Identify audiences, media outlets, and locations: Ask these questions: Whom do you
want to hear your message? Maybe you have several audiences, such as the elderly,
students, or women, and each needs a differently focused message. What media outlets are
there to deliver your messages? Are there respected third party allies who can reinforce
your message? If your message is about agriculture, which farmers' groups would you like
to reach? To which media do they pay the most attention?
Select a site with good visual impact to deliver the message. Don't just deliver the message
from an office. Make the message visual and relative to what you have to say. If agriculture
is your theme for the week, you might deliver your message from a farmers' cooperative on
Monday, visit a farmer's family on Tuesday, give a speech to the legislature on cutting
subsidies on Wednesday, visit a fertilizer factory on Thursday, and address foreign farming
investors on Friday. Invite the press to cover all of these events.

### What is asked
1) List each day and its event in the agriculture-week example from the passage on delivering a message.
2) Please summarize the passage on delivering a message in two sentences.

[Image element box records]
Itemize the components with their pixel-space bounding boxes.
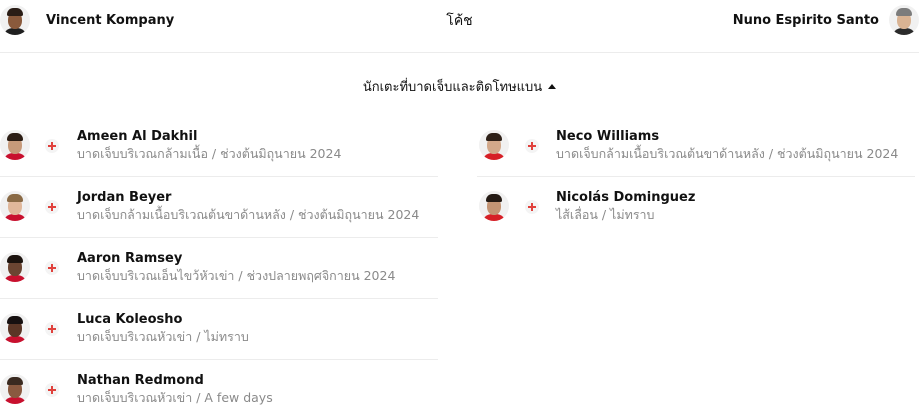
injury-cross-icon (45, 322, 59, 336)
player-avatar (0, 374, 30, 404)
player-avatar (0, 191, 30, 221)
injuries-section-title: นักเตะที่บาดเจ็บและติดโทษแบน (362, 80, 543, 95)
injury-status: บาดเจ็บกล้ามเนื้อบริเวณต้นขาด้านหลัง / ช… (77, 207, 420, 222)
away-coach-avatar (889, 5, 919, 35)
away-injury-list: Neco Williams บาดเจ็บกล้ามเนื้อบริเวณต้น… (477, 116, 915, 237)
injury-status: บาดเจ็บกล้ามเนื้อบริเวณต้นขาด้านหลัง / ช… (556, 146, 899, 161)
away-coach[interactable]: Nuno Espirito Santo (733, 4, 919, 36)
injured-player-row[interactable]: Jordan Beyer บาดเจ็บกล้ามเนื้อบริเวณต้นข… (0, 177, 438, 238)
injury-cross-icon (45, 261, 59, 275)
player-name[interactable]: Jordan Beyer (77, 189, 438, 206)
injury-cross-icon (45, 139, 59, 153)
player-name[interactable]: Aaron Ramsey (77, 250, 438, 267)
player-name[interactable]: Nathan Redmond (77, 372, 438, 389)
injured-player-row[interactable]: Ameen Al Dakhil บาดเจ็บบริเวณกล้ามเนื้อ … (0, 116, 438, 177)
injured-player-row[interactable]: Nathan Redmond บาดเจ็บบริเวณหัวเข่า / A … (0, 360, 438, 420)
player-name[interactable]: Neco Williams (556, 128, 915, 145)
player-name[interactable]: Ameen Al Dakhil (77, 128, 438, 145)
injury-cross-icon (45, 383, 59, 397)
caret-up-icon (548, 84, 557, 89)
injured-player-row[interactable]: Neco Williams บาดเจ็บกล้ามเนื้อบริเวณต้น… (477, 116, 915, 177)
injury-cross-icon (525, 200, 539, 214)
injured-player-row[interactable]: Nicolás Dominguez ไส้เลื่อน / ไม่ทราบ (477, 177, 915, 237)
injury-status: บาดเจ็บบริเวณหัวเข่า / A few days (77, 390, 273, 405)
player-avatar (0, 130, 30, 160)
player-avatar (479, 130, 509, 160)
injury-status: ไส้เลื่อน / ไม่ทราบ (556, 207, 655, 222)
away-coach-name[interactable]: Nuno Espirito Santo (733, 13, 879, 28)
injury-status: บาดเจ็บบริเวณกล้ามเนื้อ / ช่วงต้นมิถุนาย… (77, 146, 342, 161)
player-name[interactable]: Luca Koleosho (77, 311, 438, 328)
injury-status: บาดเจ็บบริเวณหัวเข่า / ไม่ทราบ (77, 329, 249, 344)
player-avatar (479, 191, 509, 221)
injury-cross-icon (525, 139, 539, 153)
player-avatar (0, 313, 30, 343)
injury-status: บาดเจ็บบริเวณเอ็นไขว้หัวเข่า / ช่วงปลายพ… (77, 268, 396, 283)
injuries-section-toggle[interactable]: นักเตะที่บาดเจ็บและติดโทษแบน (0, 76, 919, 97)
injury-cross-icon (45, 200, 59, 214)
home-injury-list: Ameen Al Dakhil บาดเจ็บบริเวณกล้ามเนื้อ … (0, 116, 438, 420)
coaches-bar: Vincent Kompany โค้ช Nuno Espirito Santo (0, 0, 919, 53)
player-name[interactable]: Nicolás Dominguez (556, 189, 915, 206)
injured-player-row[interactable]: Aaron Ramsey บาดเจ็บบริเวณเอ็นไขว้หัวเข่… (0, 238, 438, 299)
player-avatar (0, 252, 30, 282)
injured-player-row[interactable]: Luca Koleosho บาดเจ็บบริเวณหัวเข่า / ไม่… (0, 299, 438, 360)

### Responses
1)
Monday: deliver the message from a farmers' cooperative
Tuesday: visit a farmer's family
Wednesday: give a speech to the legislature on cutting subsidies
Thursday: visit a fertilizer factory
Friday: address foreign farming investors

2) The passage advises identifying the audiences you want to reach, the media outlets that can carry your messages, and any respected third-party allies who can reinforce them. It also recommends delivering the message from visually striking sites related to its subject instead of an office, and inviting the press to cover those events.